━━ GIVEN DATA
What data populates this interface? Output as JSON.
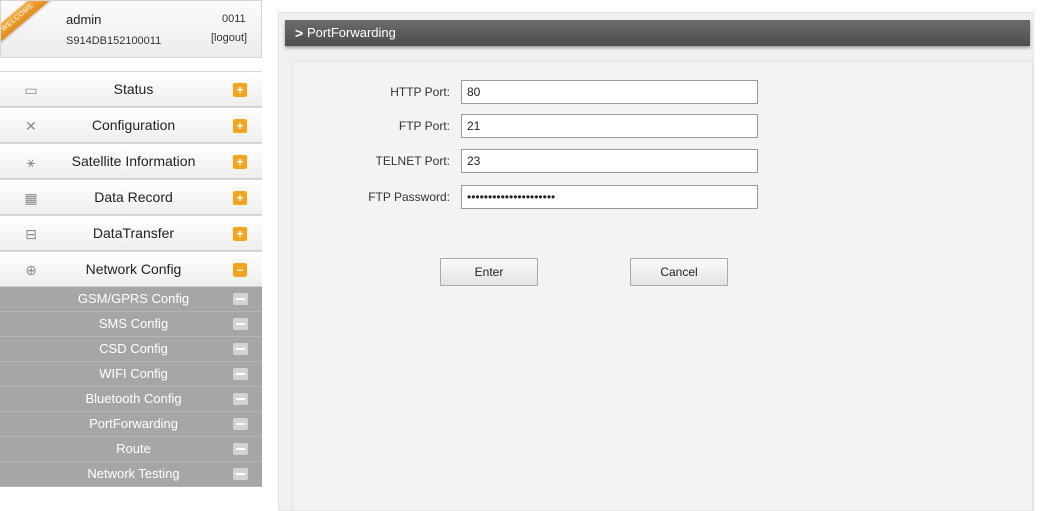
{
  "user": {
    "ribbon": "WELCOME",
    "name": "admin",
    "serial": "S914DB152100011",
    "code": "0011",
    "logout": "[logout]"
  },
  "menu": [
    {
      "label": "Status",
      "icon": "monitor-icon",
      "glyph": "▭",
      "toggle": "+"
    },
    {
      "label": "Configuration",
      "icon": "tools-icon",
      "glyph": "✕",
      "toggle": "+"
    },
    {
      "label": "Satellite Information",
      "icon": "satellite-icon",
      "glyph": "⚹",
      "toggle": "+"
    },
    {
      "label": "Data Record",
      "icon": "calendar-icon",
      "glyph": "▦",
      "toggle": "+"
    },
    {
      "label": "DataTransfer",
      "icon": "network-icon",
      "glyph": "⊟",
      "toggle": "+"
    },
    {
      "label": "Network Config",
      "icon": "globe-icon",
      "glyph": "⊕",
      "toggle": "−"
    }
  ],
  "submenu": [
    {
      "label": "GSM/GPRS Config"
    },
    {
      "label": "SMS Config"
    },
    {
      "label": "CSD Config"
    },
    {
      "label": "WIFI Config"
    },
    {
      "label": "Bluetooth Config"
    },
    {
      "label": "PortForwarding"
    },
    {
      "label": "Route"
    },
    {
      "label": "Network Testing"
    }
  ],
  "page": {
    "chevron": ">",
    "title": "PortForwarding"
  },
  "form": {
    "http_label": "HTTP Port:",
    "http_value": "80",
    "ftp_label": "FTP Port:",
    "ftp_value": "21",
    "telnet_label": "TELNET Port:",
    "telnet_value": "23",
    "password_label": "FTP Password:",
    "password_value": "*********************"
  },
  "buttons": {
    "enter": "Enter",
    "cancel": "Cancel"
  },
  "colors": {
    "toggle_accent": "#f2a51d",
    "title_bar": "#5a5a5a",
    "submenu_bg": "#a6a6a6"
  }
}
━━━━
• **WRITTEN TASK**:
Output the records above exactly; leave out the pictures.

• **ANSWER TO THE EXERCISE**:
What data populates this interface? Output as JSON.
{
  "user": {
    "ribbon": "WELCOME",
    "name": "admin",
    "serial": "S914DB152100011",
    "code": "0011",
    "logout": "[logout]"
  },
  "menu": [
    {
      "label": "Status",
      "icon": "monitor-icon",
      "glyph": "▭",
      "toggle": "+"
    },
    {
      "label": "Configuration",
      "icon": "tools-icon",
      "glyph": "✕",
      "toggle": "+"
    },
    {
      "label": "Satellite Information",
      "icon": "satellite-icon",
      "glyph": "⚹",
      "toggle": "+"
    },
    {
      "label": "Data Record",
      "icon": "calendar-icon",
      "glyph": "▦",
      "toggle": "+"
    },
    {
      "label": "DataTransfer",
      "icon": "network-icon",
      "glyph": "⊟",
      "toggle": "+"
    },
    {
      "label": "Network Config",
      "icon": "globe-icon",
      "glyph": "⊕",
      "toggle": "−"
    }
  ],
  "submenu": [
    {
      "label": "GSM/GPRS Config"
    },
    {
      "label": "SMS Config"
    },
    {
      "label": "CSD Config"
    },
    {
      "label": "WIFI Config"
    },
    {
      "label": "Bluetooth Config"
    },
    {
      "label": "PortForwarding"
    },
    {
      "label": "Route"
    },
    {
      "label": "Network Testing"
    }
  ],
  "page": {
    "chevron": ">",
    "title": "PortForwarding"
  },
  "form": {
    "http_label": "HTTP Port:",
    "http_value": "80",
    "ftp_label": "FTP Port:",
    "ftp_value": "21",
    "telnet_label": "TELNET Port:",
    "telnet_value": "23",
    "password_label": "FTP Password:",
    "password_value": "*********************"
  },
  "buttons": {
    "enter": "Enter",
    "cancel": "Cancel"
  },
  "colors": {
    "toggle_accent": "#f2a51d",
    "title_bar": "#5a5a5a",
    "submenu_bg": "#a6a6a6"
  }
}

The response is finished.